## WRITTEN EXERCISE
Of the lines below, count those containing the word "fraction". Reply with the number alone.

## Records excerpted from a collection
+++
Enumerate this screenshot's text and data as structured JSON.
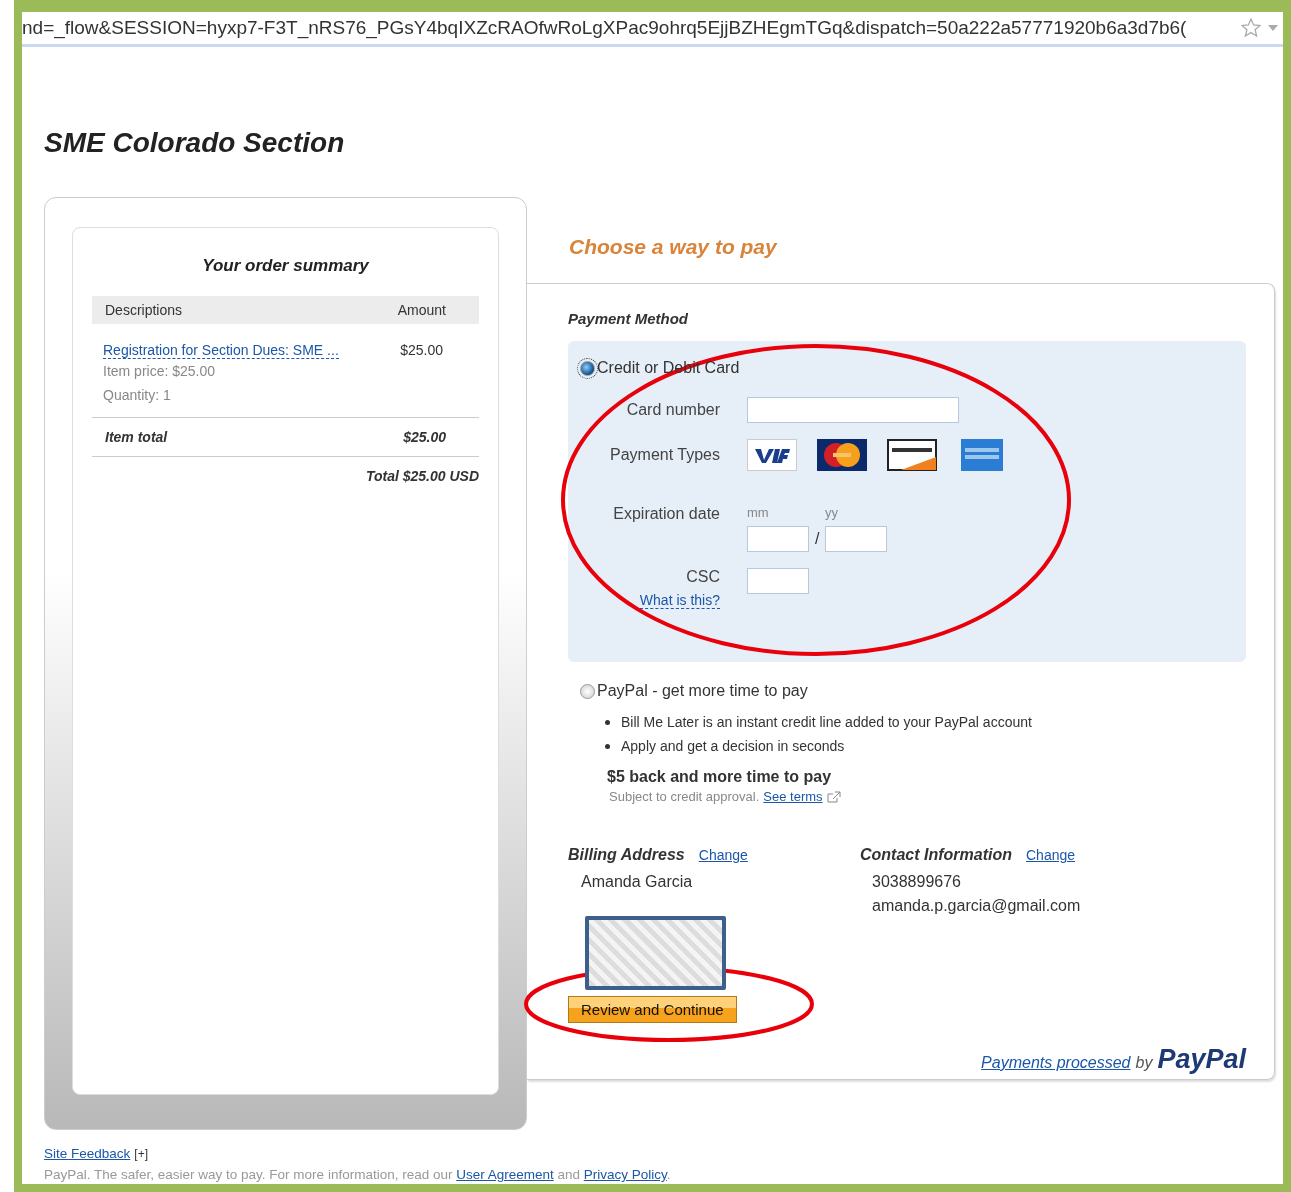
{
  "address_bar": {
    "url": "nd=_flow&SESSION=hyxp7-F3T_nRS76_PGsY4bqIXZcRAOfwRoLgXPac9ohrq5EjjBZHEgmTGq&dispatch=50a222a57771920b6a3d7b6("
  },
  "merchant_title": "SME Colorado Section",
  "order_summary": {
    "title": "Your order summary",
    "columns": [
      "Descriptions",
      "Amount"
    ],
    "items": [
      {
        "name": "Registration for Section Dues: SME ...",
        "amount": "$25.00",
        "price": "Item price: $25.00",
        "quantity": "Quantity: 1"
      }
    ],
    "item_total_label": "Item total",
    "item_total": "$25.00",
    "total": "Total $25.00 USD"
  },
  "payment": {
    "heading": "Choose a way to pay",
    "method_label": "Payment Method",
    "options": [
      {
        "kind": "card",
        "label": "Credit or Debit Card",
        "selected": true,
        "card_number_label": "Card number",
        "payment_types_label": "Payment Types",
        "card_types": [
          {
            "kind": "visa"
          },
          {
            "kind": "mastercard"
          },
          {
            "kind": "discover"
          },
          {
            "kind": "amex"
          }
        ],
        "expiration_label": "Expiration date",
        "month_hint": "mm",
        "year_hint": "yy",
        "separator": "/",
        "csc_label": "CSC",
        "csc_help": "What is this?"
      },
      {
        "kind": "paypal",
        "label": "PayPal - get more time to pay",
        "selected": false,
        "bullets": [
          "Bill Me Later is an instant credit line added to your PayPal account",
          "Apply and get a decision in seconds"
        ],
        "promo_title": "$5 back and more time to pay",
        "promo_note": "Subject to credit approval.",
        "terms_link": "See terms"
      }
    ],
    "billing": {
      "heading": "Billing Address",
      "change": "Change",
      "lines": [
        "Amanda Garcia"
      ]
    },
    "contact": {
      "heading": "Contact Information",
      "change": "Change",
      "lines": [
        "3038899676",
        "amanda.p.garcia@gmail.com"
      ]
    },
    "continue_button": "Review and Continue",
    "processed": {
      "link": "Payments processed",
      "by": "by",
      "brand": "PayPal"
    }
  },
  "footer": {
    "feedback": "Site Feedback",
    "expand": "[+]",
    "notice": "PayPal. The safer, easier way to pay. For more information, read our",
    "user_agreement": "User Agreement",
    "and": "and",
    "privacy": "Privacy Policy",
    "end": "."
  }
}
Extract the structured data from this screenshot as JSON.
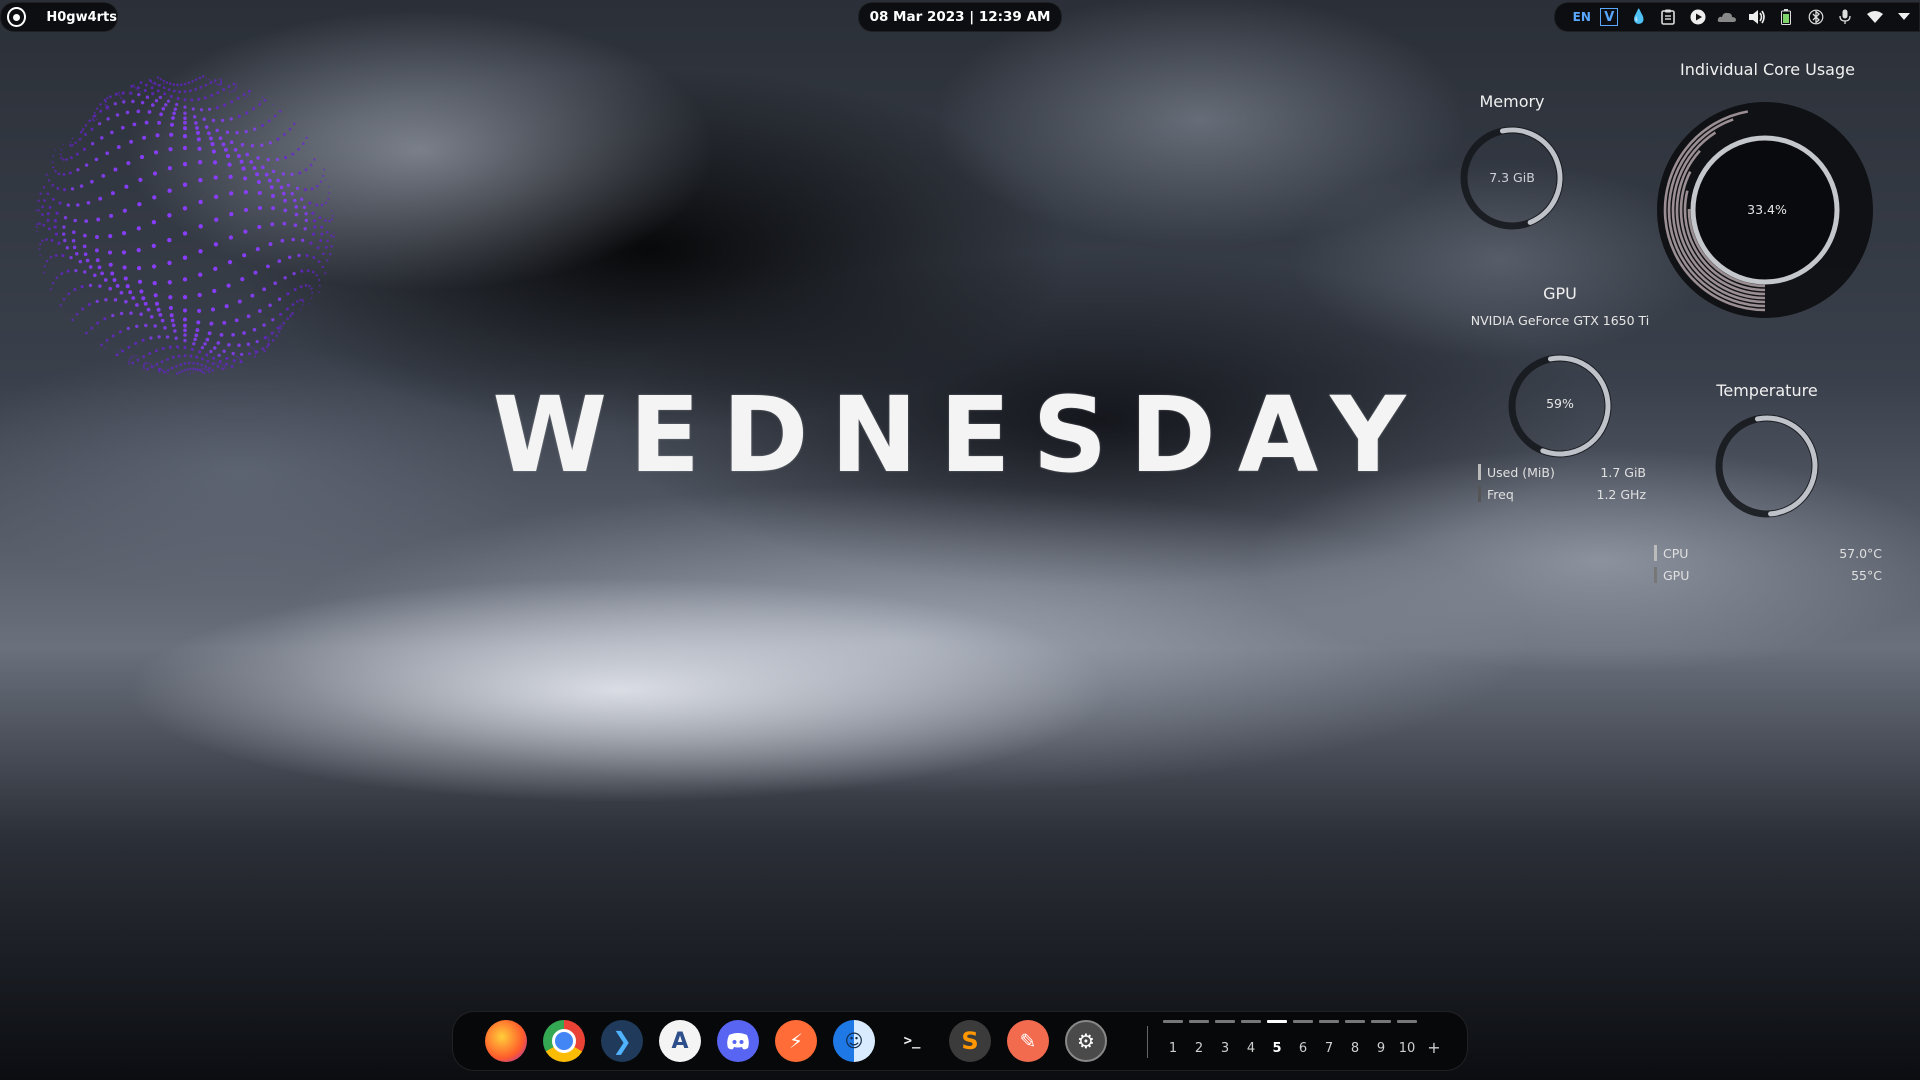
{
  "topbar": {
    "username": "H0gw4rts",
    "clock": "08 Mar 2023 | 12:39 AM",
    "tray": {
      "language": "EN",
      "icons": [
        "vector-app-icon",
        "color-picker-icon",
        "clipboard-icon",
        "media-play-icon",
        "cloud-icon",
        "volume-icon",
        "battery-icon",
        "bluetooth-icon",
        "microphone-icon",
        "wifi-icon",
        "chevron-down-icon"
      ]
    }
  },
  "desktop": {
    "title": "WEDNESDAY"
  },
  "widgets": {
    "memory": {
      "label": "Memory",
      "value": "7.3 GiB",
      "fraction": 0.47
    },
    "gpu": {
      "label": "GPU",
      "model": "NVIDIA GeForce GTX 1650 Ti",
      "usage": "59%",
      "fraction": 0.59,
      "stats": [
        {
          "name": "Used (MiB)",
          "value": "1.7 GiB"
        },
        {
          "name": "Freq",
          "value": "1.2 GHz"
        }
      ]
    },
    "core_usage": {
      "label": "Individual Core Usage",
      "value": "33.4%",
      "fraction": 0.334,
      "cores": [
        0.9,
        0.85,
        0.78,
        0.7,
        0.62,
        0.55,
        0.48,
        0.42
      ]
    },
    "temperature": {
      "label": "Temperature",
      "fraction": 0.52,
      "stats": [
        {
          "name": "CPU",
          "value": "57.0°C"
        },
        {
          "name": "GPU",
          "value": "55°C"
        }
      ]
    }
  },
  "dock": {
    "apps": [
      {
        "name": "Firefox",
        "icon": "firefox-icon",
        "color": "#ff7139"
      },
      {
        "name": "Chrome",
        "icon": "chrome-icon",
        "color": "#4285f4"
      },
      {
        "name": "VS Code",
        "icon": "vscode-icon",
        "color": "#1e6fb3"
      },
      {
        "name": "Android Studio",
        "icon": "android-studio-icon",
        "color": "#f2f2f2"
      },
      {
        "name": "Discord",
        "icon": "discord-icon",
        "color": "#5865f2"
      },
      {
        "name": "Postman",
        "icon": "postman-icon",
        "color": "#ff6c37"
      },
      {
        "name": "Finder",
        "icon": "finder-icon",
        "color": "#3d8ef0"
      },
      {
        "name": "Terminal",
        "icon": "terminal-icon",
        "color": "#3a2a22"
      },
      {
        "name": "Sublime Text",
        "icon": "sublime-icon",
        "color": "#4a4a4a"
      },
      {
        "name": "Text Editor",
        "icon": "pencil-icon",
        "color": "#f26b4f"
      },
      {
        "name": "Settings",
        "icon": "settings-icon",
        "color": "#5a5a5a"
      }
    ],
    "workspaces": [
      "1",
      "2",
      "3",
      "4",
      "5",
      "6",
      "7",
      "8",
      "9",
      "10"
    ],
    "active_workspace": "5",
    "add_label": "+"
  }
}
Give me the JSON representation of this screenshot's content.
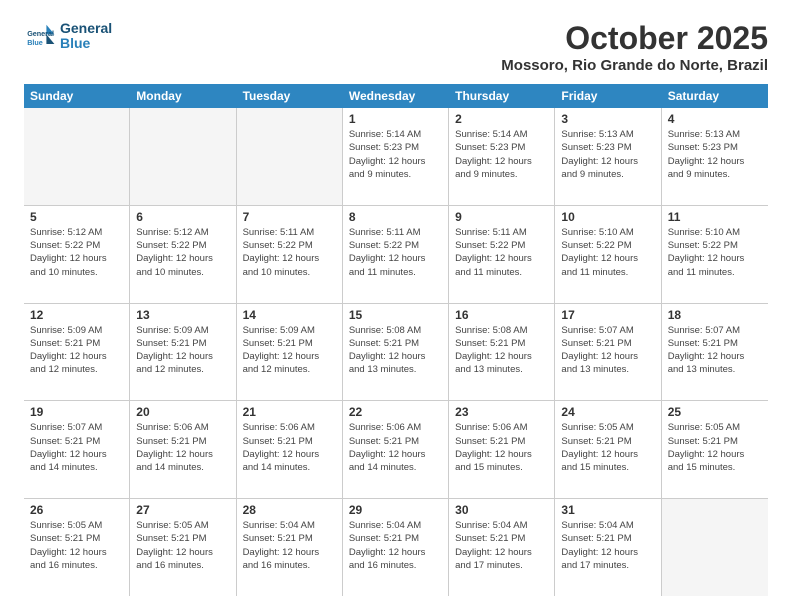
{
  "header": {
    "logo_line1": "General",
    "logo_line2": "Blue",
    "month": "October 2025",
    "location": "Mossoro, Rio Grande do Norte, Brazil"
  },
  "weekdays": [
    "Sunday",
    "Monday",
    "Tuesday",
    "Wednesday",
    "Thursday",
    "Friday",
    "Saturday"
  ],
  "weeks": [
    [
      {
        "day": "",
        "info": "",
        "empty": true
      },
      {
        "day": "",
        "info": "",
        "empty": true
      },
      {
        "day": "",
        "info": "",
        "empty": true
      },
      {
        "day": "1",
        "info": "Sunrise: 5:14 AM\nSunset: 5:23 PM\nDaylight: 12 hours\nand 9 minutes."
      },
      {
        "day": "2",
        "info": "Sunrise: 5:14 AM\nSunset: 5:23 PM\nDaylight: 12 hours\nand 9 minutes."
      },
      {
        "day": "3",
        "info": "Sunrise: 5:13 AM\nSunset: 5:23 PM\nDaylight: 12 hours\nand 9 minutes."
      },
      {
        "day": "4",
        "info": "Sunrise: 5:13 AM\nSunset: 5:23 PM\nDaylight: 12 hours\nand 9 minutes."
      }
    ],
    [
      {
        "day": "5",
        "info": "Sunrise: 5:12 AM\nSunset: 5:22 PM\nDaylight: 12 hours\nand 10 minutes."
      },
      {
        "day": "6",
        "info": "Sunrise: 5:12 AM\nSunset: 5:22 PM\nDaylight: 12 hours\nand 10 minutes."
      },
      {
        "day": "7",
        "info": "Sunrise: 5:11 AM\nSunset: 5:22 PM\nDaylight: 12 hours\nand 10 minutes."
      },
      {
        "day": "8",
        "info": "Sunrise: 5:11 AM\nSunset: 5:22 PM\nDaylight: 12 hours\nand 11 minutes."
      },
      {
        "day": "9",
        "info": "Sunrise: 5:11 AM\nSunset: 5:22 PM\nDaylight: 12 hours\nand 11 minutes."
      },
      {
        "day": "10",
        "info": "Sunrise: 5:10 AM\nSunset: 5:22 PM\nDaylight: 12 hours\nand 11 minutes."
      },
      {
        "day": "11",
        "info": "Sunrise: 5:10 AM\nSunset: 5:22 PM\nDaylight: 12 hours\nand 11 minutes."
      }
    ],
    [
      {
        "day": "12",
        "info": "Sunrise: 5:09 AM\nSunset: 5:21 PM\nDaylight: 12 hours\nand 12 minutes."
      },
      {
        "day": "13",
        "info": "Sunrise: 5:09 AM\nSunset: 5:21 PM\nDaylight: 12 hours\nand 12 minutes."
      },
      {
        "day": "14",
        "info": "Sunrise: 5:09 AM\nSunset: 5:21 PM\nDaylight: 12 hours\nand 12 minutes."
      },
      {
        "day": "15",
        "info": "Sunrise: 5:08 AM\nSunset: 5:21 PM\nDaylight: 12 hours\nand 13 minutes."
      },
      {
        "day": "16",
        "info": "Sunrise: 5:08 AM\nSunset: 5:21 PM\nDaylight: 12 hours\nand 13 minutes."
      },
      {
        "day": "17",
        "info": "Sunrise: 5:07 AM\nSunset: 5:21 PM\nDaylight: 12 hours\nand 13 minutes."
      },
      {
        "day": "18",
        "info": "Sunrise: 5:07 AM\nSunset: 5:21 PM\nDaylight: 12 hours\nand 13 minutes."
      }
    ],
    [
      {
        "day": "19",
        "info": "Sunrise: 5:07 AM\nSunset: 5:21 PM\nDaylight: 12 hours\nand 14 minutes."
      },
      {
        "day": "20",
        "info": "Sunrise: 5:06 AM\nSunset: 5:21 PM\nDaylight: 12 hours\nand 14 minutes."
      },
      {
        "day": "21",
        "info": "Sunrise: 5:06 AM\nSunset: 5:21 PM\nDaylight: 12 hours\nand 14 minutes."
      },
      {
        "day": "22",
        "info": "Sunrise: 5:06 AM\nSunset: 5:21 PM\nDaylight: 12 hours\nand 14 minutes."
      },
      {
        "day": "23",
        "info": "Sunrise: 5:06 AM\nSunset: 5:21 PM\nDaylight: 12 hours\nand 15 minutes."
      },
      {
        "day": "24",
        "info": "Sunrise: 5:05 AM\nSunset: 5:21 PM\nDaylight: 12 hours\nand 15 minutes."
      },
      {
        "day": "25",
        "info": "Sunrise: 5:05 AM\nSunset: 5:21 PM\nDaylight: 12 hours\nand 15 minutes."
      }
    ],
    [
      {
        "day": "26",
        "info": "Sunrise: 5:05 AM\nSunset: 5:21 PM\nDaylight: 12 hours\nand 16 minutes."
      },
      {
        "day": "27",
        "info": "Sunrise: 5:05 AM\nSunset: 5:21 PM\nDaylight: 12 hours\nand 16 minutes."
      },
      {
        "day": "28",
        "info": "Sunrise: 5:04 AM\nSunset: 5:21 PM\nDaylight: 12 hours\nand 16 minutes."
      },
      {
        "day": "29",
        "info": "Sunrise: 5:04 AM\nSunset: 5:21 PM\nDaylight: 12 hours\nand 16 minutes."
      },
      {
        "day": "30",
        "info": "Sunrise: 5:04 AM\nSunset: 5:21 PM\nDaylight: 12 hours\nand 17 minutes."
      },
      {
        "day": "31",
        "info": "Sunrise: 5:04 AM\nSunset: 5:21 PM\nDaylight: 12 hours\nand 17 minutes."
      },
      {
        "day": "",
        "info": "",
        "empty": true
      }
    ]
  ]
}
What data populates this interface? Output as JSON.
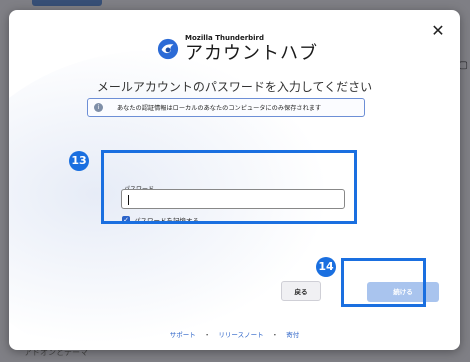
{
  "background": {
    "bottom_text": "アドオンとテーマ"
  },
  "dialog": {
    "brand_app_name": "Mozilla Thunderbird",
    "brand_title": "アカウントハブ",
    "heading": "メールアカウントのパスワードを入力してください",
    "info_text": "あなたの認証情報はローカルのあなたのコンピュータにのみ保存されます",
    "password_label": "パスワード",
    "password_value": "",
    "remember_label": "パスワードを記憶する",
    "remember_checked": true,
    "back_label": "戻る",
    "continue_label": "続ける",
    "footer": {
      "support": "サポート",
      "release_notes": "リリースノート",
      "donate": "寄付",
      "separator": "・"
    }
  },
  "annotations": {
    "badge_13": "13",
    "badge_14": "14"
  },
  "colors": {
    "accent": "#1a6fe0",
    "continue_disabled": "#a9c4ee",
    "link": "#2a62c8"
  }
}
+++
## SOLUTION TO THIS EXERCISE
4